--- Begin ---

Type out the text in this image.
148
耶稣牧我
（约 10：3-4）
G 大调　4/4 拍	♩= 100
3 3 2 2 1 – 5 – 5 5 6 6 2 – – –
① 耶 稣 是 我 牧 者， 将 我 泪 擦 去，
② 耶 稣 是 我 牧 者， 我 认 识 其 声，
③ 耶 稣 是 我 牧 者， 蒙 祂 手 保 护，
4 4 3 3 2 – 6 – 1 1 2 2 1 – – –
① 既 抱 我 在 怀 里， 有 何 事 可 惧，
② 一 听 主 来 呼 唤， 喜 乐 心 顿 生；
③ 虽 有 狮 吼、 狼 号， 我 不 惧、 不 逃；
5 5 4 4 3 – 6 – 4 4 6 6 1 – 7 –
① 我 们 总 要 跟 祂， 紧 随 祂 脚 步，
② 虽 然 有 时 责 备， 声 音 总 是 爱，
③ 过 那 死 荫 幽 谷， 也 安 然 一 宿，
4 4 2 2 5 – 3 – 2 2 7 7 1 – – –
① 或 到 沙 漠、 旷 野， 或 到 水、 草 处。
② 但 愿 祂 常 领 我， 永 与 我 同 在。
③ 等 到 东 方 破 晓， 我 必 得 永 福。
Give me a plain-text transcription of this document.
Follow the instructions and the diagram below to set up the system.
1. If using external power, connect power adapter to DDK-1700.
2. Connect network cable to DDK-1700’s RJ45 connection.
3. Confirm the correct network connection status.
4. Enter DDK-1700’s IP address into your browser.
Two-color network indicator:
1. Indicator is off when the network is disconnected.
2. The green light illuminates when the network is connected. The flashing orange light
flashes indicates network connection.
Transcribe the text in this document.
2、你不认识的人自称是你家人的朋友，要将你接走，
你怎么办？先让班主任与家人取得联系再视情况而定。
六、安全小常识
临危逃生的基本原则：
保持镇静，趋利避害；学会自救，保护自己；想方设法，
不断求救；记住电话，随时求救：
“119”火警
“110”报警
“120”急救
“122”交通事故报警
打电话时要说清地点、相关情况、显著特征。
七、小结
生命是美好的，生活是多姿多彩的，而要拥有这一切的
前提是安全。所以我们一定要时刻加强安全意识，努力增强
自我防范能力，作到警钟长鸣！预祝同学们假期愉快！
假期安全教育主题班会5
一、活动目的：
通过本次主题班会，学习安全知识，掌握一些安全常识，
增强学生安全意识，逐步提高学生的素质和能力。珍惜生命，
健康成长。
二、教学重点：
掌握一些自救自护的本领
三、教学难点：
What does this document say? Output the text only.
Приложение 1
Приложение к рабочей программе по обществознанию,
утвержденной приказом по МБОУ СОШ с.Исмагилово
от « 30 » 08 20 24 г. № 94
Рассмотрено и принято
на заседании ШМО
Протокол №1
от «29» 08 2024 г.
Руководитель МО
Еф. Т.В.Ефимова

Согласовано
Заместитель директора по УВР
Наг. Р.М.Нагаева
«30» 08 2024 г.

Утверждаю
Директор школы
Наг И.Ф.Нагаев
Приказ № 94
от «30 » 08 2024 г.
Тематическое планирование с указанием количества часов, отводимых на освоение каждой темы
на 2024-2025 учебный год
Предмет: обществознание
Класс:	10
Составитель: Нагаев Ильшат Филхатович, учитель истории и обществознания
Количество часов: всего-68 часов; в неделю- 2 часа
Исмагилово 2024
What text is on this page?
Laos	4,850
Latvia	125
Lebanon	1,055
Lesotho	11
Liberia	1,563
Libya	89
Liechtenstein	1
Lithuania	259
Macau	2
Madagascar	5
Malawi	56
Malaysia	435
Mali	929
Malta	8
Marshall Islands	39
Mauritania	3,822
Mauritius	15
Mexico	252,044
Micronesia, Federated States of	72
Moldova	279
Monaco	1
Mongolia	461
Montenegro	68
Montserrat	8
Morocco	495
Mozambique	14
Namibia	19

--- End ---

Count the lines in the entries that hold the word "Приложение", and give nothing but the total.

• **Answer for the task**
2